====== RECORDS FOR PROCESSING ======

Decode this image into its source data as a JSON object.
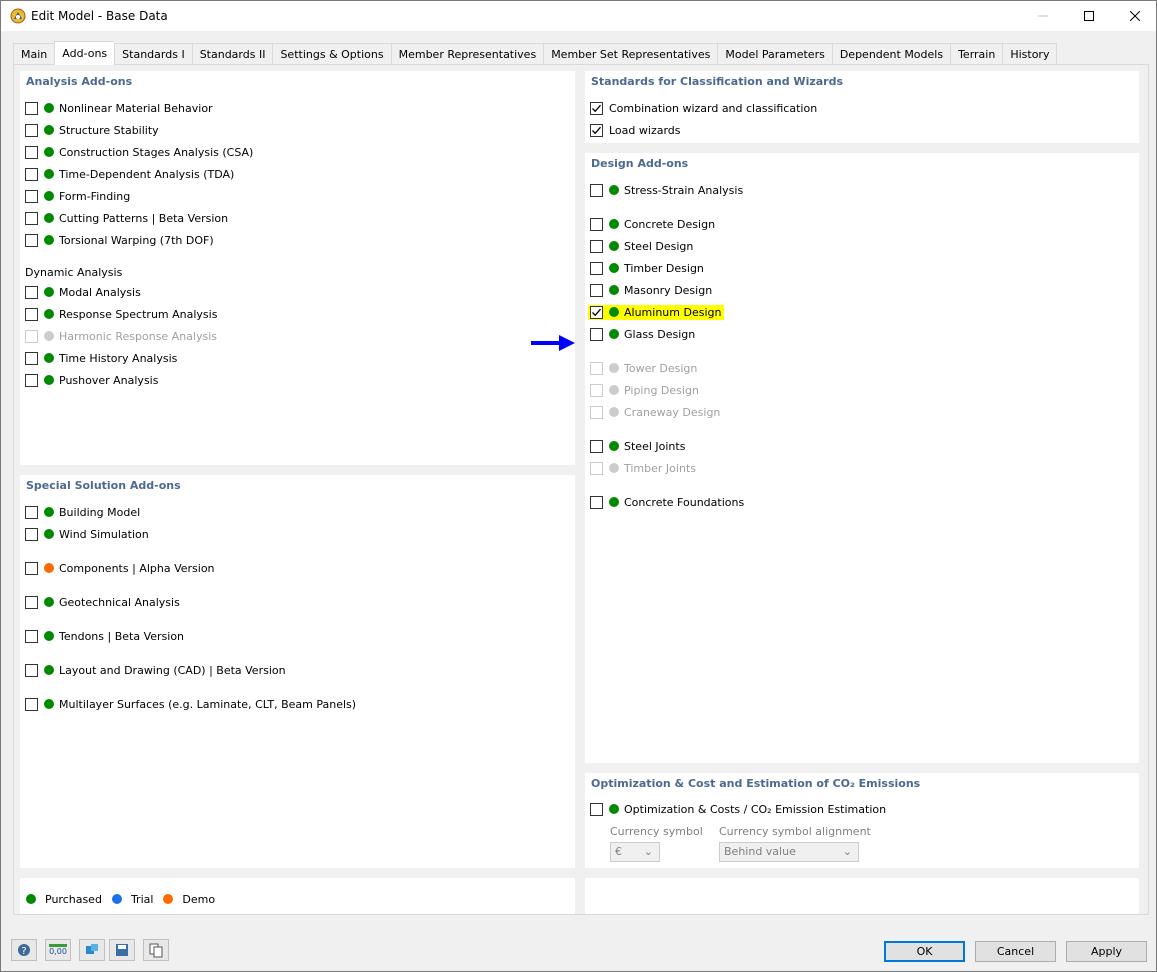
{
  "window": {
    "title": "Edit Model - Base Data"
  },
  "tabs": [
    "Main",
    "Add-ons",
    "Standards I",
    "Standards II",
    "Settings & Options",
    "Member Representatives",
    "Member Set Representatives",
    "Model Parameters",
    "Dependent Models",
    "Terrain",
    "History"
  ],
  "active_tab": "Add-ons",
  "colors": {
    "purchased": "#008a00",
    "trial": "#1a73e8",
    "demo": "#ff6a00",
    "disabled": "#cccccc",
    "section_title": "#4c6a8f",
    "highlight": "#ffff00",
    "arrow": "#0000ff"
  },
  "analysis": {
    "title": "Analysis Add-ons",
    "items": [
      {
        "label": "Nonlinear Material Behavior",
        "checked": false,
        "status": "purchased"
      },
      {
        "label": "Structure Stability",
        "checked": false,
        "status": "purchased"
      },
      {
        "label": "Construction Stages Analysis (CSA)",
        "checked": false,
        "status": "purchased"
      },
      {
        "label": "Time-Dependent Analysis (TDA)",
        "checked": false,
        "status": "purchased"
      },
      {
        "label": "Form-Finding",
        "checked": false,
        "status": "purchased"
      },
      {
        "label": "Cutting Patterns | Beta Version",
        "checked": false,
        "status": "purchased"
      },
      {
        "label": "Torsional Warping (7th DOF)",
        "checked": false,
        "status": "purchased"
      }
    ],
    "dynamic_heading": "Dynamic Analysis",
    "dynamic_items": [
      {
        "label": "Modal Analysis",
        "checked": false,
        "status": "purchased"
      },
      {
        "label": "Response Spectrum Analysis",
        "checked": false,
        "status": "purchased"
      },
      {
        "label": "Harmonic Response Analysis",
        "checked": false,
        "status": "disabled"
      },
      {
        "label": "Time History Analysis",
        "checked": false,
        "status": "purchased"
      },
      {
        "label": "Pushover Analysis",
        "checked": false,
        "status": "purchased"
      }
    ]
  },
  "special": {
    "title": "Special Solution Add-ons",
    "items": [
      {
        "label": "Building Model",
        "checked": false,
        "status": "purchased"
      },
      {
        "label": "Wind Simulation",
        "checked": false,
        "status": "purchased"
      },
      {
        "label": "Components | Alpha Version",
        "checked": false,
        "status": "demo"
      },
      {
        "label": "Geotechnical Analysis",
        "checked": false,
        "status": "purchased"
      },
      {
        "label": "Tendons | Beta Version",
        "checked": false,
        "status": "purchased"
      },
      {
        "label": "Layout and Drawing (CAD) | Beta Version",
        "checked": false,
        "status": "purchased"
      },
      {
        "label": "Multilayer Surfaces (e.g. Laminate, CLT, Beam Panels)",
        "checked": false,
        "status": "purchased"
      }
    ]
  },
  "legend": {
    "purchased": "Purchased",
    "trial": "Trial",
    "demo": "Demo"
  },
  "standards": {
    "title": "Standards for Classification and Wizards",
    "items": [
      {
        "label": "Combination wizard and classification",
        "checked": true
      },
      {
        "label": "Load wizards",
        "checked": true
      }
    ]
  },
  "design": {
    "title": "Design Add-ons",
    "items": [
      {
        "label": "Stress-Strain Analysis",
        "checked": false,
        "status": "purchased"
      },
      {
        "label": "Concrete Design",
        "checked": false,
        "status": "purchased"
      },
      {
        "label": "Steel Design",
        "checked": false,
        "status": "purchased"
      },
      {
        "label": "Timber Design",
        "checked": false,
        "status": "purchased"
      },
      {
        "label": "Masonry Design",
        "checked": false,
        "status": "purchased"
      },
      {
        "label": "Aluminum Design",
        "checked": true,
        "status": "purchased",
        "highlighted": true
      },
      {
        "label": "Glass Design",
        "checked": false,
        "status": "purchased"
      },
      {
        "label": "Tower Design",
        "checked": false,
        "status": "disabled"
      },
      {
        "label": "Piping Design",
        "checked": false,
        "status": "disabled"
      },
      {
        "label": "Craneway Design",
        "checked": false,
        "status": "disabled"
      },
      {
        "label": "Steel Joints",
        "checked": false,
        "status": "purchased"
      },
      {
        "label": "Timber Joints",
        "checked": false,
        "status": "disabled"
      },
      {
        "label": "Concrete Foundations",
        "checked": false,
        "status": "purchased"
      }
    ]
  },
  "optimization": {
    "title": "Optimization & Cost and Estimation of CO₂ Emissions",
    "item": {
      "label": "Optimization & Costs / CO₂ Emission Estimation",
      "checked": false,
      "status": "purchased"
    },
    "currency_symbol_label": "Currency symbol",
    "currency_symbol_value": "€",
    "alignment_label": "Currency symbol alignment",
    "alignment_value": "Behind value"
  },
  "toolbar_icons": [
    "help-icon",
    "units-icon",
    "transfer-icon",
    "save-settings-icon",
    "copy-icon"
  ],
  "units_icon_text": "0,00",
  "buttons": {
    "ok": "OK",
    "cancel": "Cancel",
    "apply": "Apply"
  }
}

======

EXERCISE TASK:
Look over the listing above. Pick out and copy every line that includes "Joints".

OUTPUT:
        "label": "Steel Joints",
        "label": "Timber Joints",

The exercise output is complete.